■ TASK OBJECTIVE:
List, from the lines below, each one with "Evolution" in it.

■ RECORDS SHOWN:
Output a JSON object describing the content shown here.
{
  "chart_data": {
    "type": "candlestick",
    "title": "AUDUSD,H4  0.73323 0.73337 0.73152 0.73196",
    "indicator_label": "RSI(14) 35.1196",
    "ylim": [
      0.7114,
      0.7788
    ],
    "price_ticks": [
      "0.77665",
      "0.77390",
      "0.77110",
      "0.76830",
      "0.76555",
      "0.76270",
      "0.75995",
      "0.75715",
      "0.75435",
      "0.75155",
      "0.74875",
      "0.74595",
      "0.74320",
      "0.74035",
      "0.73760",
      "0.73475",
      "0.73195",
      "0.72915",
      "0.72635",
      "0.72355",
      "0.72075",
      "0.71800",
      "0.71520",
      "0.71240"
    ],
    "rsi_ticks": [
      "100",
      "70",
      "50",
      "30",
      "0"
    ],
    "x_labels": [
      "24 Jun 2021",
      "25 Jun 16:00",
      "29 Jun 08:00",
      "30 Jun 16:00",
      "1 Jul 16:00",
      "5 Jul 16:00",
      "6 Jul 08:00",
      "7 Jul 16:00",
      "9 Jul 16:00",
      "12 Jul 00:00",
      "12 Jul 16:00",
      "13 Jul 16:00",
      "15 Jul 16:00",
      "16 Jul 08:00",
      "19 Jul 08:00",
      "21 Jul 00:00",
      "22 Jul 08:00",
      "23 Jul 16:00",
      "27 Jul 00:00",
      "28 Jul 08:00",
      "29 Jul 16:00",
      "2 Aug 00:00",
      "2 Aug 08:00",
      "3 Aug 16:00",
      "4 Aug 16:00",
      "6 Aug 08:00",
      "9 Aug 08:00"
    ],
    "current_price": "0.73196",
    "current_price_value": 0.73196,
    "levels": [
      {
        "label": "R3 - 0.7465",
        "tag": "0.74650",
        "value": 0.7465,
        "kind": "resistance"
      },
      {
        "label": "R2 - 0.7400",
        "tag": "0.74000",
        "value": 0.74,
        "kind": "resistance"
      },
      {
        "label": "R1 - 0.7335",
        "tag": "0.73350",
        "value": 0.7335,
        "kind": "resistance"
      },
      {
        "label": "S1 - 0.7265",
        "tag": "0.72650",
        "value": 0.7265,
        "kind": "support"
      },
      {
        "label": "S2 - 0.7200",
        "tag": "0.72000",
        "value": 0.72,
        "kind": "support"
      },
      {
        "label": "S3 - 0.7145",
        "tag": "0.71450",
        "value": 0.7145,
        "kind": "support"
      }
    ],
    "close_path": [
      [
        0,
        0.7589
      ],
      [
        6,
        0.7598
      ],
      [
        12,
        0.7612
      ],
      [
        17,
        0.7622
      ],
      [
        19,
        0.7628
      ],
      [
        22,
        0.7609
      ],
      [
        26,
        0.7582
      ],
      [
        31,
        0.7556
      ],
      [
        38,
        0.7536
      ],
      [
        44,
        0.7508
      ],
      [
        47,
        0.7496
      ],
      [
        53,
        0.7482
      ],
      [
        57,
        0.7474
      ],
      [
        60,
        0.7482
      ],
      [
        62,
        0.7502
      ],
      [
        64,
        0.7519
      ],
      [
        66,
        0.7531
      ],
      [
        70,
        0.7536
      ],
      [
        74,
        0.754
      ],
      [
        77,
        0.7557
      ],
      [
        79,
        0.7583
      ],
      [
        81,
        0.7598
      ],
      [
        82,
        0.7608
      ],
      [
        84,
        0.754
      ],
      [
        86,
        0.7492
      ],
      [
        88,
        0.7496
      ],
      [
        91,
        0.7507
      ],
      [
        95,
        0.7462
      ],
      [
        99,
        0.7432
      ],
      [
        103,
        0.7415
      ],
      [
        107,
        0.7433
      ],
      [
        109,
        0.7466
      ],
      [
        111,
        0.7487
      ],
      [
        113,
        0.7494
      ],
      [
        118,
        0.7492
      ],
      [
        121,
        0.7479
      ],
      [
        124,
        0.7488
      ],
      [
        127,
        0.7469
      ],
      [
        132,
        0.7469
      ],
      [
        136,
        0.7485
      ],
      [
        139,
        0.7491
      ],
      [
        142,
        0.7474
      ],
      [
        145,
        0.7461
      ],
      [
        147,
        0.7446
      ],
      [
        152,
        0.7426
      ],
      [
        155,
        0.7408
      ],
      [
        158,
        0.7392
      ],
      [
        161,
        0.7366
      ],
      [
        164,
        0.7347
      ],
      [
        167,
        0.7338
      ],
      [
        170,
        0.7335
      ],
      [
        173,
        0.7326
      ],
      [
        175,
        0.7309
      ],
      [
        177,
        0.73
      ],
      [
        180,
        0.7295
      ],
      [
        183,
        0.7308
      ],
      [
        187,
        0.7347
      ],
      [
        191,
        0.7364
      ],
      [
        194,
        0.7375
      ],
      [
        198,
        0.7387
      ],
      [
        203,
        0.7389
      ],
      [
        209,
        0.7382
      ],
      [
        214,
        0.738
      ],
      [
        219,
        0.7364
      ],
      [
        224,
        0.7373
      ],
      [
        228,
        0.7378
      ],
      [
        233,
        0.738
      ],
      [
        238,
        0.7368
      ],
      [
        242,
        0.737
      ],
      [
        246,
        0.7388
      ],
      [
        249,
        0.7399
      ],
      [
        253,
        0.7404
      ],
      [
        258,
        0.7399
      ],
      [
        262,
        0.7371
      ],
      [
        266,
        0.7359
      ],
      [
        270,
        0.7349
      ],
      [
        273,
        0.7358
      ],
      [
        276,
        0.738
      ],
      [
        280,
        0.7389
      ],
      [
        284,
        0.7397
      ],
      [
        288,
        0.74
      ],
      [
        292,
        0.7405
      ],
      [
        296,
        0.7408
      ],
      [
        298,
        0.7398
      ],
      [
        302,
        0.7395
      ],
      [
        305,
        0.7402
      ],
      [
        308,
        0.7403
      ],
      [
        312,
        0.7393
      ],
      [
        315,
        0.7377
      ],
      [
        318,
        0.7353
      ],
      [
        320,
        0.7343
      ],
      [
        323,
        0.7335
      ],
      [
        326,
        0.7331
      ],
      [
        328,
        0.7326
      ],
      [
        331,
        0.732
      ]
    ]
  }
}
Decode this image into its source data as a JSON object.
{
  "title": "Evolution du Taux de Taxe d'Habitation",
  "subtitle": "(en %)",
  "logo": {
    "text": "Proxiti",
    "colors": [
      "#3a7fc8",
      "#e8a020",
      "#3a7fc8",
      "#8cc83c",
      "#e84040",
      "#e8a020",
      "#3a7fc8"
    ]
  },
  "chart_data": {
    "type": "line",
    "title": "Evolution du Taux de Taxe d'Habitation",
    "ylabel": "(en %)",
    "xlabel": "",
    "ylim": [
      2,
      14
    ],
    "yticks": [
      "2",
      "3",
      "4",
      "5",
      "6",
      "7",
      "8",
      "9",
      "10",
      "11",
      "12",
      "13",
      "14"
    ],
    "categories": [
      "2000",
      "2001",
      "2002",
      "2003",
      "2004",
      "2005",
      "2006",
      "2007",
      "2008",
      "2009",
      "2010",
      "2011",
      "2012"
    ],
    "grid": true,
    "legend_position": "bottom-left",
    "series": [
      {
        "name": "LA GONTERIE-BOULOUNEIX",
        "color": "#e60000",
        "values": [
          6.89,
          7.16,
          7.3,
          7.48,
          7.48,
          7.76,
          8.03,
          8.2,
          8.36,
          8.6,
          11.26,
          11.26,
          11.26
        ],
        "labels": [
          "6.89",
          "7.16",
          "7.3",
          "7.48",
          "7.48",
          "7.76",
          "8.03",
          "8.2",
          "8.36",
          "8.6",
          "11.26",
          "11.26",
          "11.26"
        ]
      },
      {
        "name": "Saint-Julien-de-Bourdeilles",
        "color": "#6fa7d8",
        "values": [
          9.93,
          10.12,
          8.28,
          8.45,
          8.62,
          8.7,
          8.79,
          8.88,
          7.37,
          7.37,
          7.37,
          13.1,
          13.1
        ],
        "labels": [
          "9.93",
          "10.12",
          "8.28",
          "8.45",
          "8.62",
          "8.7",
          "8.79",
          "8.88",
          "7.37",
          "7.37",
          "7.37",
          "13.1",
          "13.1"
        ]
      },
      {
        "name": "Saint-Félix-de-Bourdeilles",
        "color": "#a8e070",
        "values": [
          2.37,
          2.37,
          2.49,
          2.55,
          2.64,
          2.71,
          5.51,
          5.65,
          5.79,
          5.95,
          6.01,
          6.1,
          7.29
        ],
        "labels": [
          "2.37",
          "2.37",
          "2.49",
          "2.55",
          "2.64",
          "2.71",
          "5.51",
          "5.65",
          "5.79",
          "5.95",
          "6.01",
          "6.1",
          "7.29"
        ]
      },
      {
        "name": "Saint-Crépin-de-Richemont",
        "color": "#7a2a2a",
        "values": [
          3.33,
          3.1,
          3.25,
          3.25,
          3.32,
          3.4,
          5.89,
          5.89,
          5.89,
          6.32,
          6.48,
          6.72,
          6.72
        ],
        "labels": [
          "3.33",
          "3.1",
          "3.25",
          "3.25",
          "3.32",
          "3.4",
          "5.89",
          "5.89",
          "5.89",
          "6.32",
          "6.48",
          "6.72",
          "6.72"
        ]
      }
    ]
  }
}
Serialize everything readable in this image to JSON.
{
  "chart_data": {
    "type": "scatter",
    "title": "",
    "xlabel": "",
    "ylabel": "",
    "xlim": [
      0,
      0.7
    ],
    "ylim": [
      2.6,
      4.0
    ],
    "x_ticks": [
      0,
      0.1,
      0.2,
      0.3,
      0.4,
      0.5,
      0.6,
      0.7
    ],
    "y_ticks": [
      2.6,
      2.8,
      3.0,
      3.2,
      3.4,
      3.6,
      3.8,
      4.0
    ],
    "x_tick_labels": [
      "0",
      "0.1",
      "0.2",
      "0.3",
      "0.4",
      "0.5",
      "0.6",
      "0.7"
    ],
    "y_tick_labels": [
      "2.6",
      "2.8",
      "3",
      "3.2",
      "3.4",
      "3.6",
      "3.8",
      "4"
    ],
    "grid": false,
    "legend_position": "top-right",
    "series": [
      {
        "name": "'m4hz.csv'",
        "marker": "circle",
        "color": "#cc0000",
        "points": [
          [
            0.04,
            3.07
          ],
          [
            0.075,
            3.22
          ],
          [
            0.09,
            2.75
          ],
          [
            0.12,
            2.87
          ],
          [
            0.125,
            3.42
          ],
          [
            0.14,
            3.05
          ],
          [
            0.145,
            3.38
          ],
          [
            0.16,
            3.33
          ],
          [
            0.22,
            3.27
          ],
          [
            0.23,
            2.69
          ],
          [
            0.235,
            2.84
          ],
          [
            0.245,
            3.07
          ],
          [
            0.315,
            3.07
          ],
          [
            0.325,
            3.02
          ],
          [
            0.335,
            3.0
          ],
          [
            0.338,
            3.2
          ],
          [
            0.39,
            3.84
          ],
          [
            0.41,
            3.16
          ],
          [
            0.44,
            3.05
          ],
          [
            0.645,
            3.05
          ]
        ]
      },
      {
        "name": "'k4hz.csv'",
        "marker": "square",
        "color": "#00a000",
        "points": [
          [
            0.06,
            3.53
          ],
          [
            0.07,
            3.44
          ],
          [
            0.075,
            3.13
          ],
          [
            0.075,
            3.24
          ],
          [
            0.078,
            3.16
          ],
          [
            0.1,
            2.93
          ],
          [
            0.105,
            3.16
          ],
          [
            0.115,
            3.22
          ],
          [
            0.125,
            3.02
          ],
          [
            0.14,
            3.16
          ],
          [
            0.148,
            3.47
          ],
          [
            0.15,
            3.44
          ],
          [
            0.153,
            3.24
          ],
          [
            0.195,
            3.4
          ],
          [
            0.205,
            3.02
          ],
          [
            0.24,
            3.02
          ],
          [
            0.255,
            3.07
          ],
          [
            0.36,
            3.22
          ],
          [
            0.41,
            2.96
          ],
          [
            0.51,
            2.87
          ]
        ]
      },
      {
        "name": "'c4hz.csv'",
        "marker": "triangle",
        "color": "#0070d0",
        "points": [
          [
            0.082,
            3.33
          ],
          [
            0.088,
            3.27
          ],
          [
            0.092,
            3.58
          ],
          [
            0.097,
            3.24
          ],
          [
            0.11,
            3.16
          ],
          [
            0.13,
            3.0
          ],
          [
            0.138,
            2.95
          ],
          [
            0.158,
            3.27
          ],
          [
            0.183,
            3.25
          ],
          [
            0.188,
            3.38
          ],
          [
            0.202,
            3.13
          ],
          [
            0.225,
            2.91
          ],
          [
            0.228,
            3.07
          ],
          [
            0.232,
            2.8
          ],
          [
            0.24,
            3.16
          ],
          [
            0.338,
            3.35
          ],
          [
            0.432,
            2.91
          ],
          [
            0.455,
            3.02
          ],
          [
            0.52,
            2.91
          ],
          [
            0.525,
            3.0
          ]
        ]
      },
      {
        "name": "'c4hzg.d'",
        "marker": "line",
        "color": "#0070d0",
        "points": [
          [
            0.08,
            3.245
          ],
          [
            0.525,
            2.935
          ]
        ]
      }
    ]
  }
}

■ SOLUTION TO THIS EXERCISE:
  "title": "Evolution du Taux de Taxe d'Habitation",
    "title": "Evolution du Taux de Taxe d'Habitation",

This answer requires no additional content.